## EXERCISE DETAILS
Retype each record below word for word. Leave the pictures out.

## AVAILABLE RECORDS
==================================================

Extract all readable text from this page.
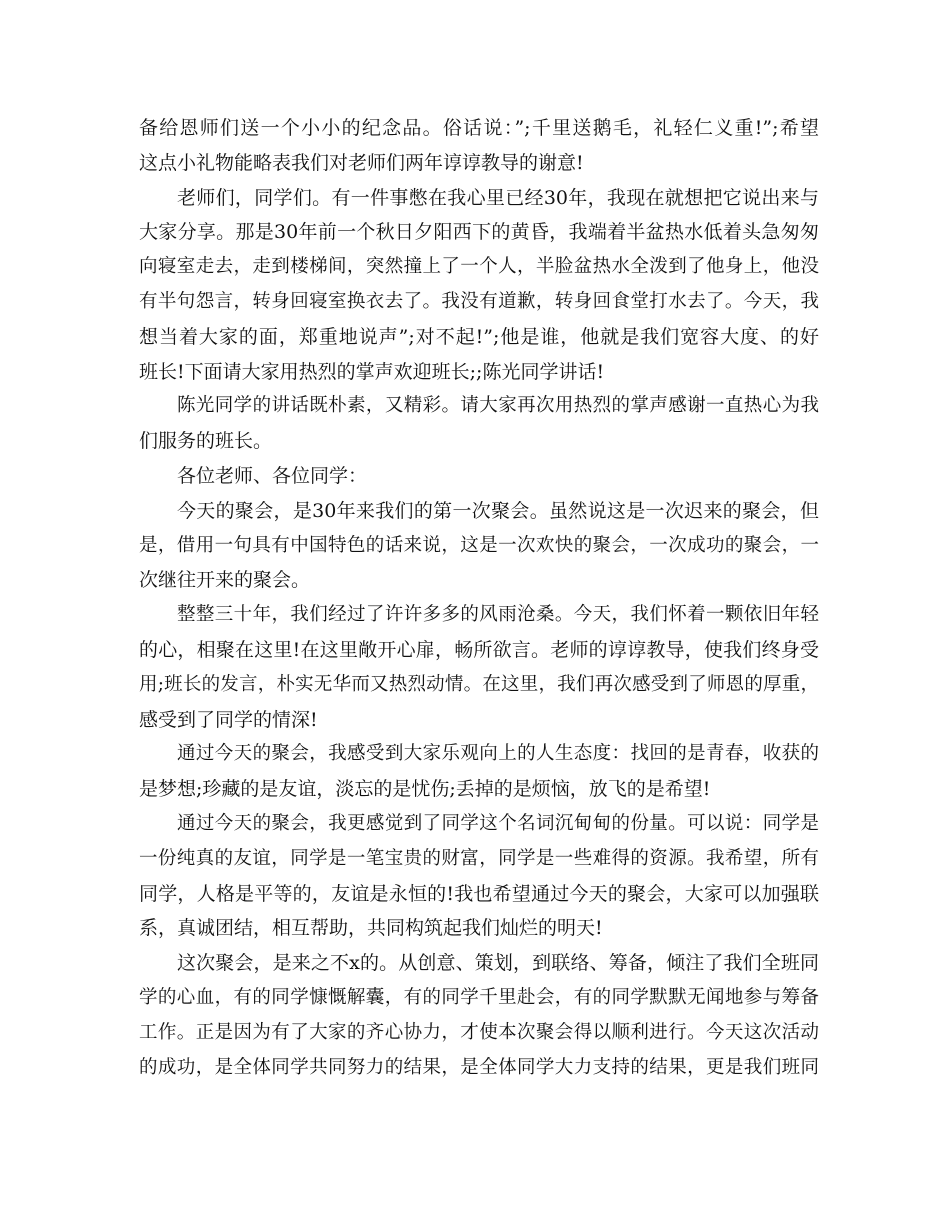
备给恩师们送一个小小的纪念品。俗话说：”;千里送鹅毛，礼轻仁义重!”;希望
这点小礼物能略表我们对老师们两年谆谆教导的谢意!
老师们，同学们。有一件事憋在我心里已经30年，我现在就想把它说出来与
大家分享。那是30年前一个秋日夕阳西下的黄昏，我端着半盆热水低着头急匆匆
向寝室走去，走到楼梯间，突然撞上了一个人，半脸盆热水全泼到了他身上，他没
有半句怨言，转身回寝室换衣去了。我没有道歉，转身回食堂打水去了。今天，我
想当着大家的面，郑重地说声”;对不起!”;他是谁，他就是我们宽容大度、的好
班长!下面请大家用热烈的掌声欢迎班长;;陈光同学讲话!
陈光同学的讲话既朴素，又精彩。请大家再次用热烈的掌声感谢一直热心为我
们服务的班长。
各位老师、各位同学：
今天的聚会，是30年来我们的第一次聚会。虽然说这是一次迟来的聚会，但
是，借用一句具有中国特色的话来说，这是一次欢快的聚会，一次成功的聚会，一
次继往开来的聚会。
整整三十年，我们经过了许许多多的风雨沧桑。今天，我们怀着一颗依旧年轻
的心，相聚在这里!在这里敞开心扉，畅所欲言。老师的谆谆教导，使我们终身受
用;班长的发言，朴实无华而又热烈动情。在这里，我们再次感受到了师恩的厚重，
感受到了同学的情深!
通过今天的聚会，我感受到大家乐观向上的人生态度：找回的是青春，收获的
是梦想;珍藏的是友谊，淡忘的是忧伤;丢掉的是烦恼，放飞的是希望!
通过今天的聚会，我更感觉到了同学这个名词沉甸甸的份量。可以说：同学是
一份纯真的友谊，同学是一笔宝贵的财富，同学是一些难得的资源。我希望，所有
同学，人格是平等的，友谊是永恒的!我也希望通过今天的聚会，大家可以加强联
系，真诚团结，相互帮助，共同构筑起我们灿烂的明天!
这次聚会，是来之不x的。从创意、策划，到联络、筹备，倾注了我们全班同
学的心血，有的同学慷慨解囊，有的同学千里赴会，有的同学默默无闻地参与筹备
工作。正是因为有了大家的齐心协力，才使本次聚会得以顺利进行。今天这次活动
的成功，是全体同学共同努力的结果，是全体同学大力支持的结果，更是我们班同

==================================================

## WRITTEN SOLUTION
Extract all readable text from this page.
备给恩师们送一个小小的纪念品。俗话说：”;千里送鹅毛，礼轻仁义重!”;希望
这点小礼物能略表我们对老师们两年谆谆教导的谢意!
老师们，同学们。有一件事憋在我心里已经30年，我现在就想把它说出来与
大家分享。那是30年前一个秋日夕阳西下的黄昏，我端着半盆热水低着头急匆匆
向寝室走去，走到楼梯间，突然撞上了一个人，半脸盆热水全泼到了他身上，他没
有半句怨言，转身回寝室换衣去了。我没有道歉，转身回食堂打水去了。今天，我
想当着大家的面，郑重地说声”;对不起!”;他是谁，他就是我们宽容大度、的好
班长!下面请大家用热烈的掌声欢迎班长;;陈光同学讲话!
陈光同学的讲话既朴素，又精彩。请大家再次用热烈的掌声感谢一直热心为我
们服务的班长。
各位老师、各位同学：
今天的聚会，是30年来我们的第一次聚会。虽然说这是一次迟来的聚会，但
是，借用一句具有中国特色的话来说，这是一次欢快的聚会，一次成功的聚会，一
次继往开来的聚会。
整整三十年，我们经过了许许多多的风雨沧桑。今天，我们怀着一颗依旧年轻
的心，相聚在这里!在这里敞开心扉，畅所欲言。老师的谆谆教导，使我们终身受
用;班长的发言，朴实无华而又热烈动情。在这里，我们再次感受到了师恩的厚重，
感受到了同学的情深!
通过今天的聚会，我感受到大家乐观向上的人生态度：找回的是青春，收获的
是梦想;珍藏的是友谊，淡忘的是忧伤;丢掉的是烦恼，放飞的是希望!
通过今天的聚会，我更感觉到了同学这个名词沉甸甸的份量。可以说：同学是
一份纯真的友谊，同学是一笔宝贵的财富，同学是一些难得的资源。我希望，所有
同学，人格是平等的，友谊是永恒的!我也希望通过今天的聚会，大家可以加强联
系，真诚团结，相互帮助，共同构筑起我们灿烂的明天!
这次聚会，是来之不x的。从创意、策划，到联络、筹备，倾注了我们全班同
学的心血，有的同学慷慨解囊，有的同学千里赴会，有的同学默默无闻地参与筹备
工作。正是因为有了大家的齐心协力，才使本次聚会得以顺利进行。今天这次活动
的成功，是全体同学共同努力的结果，是全体同学大力支持的结果，更是我们班同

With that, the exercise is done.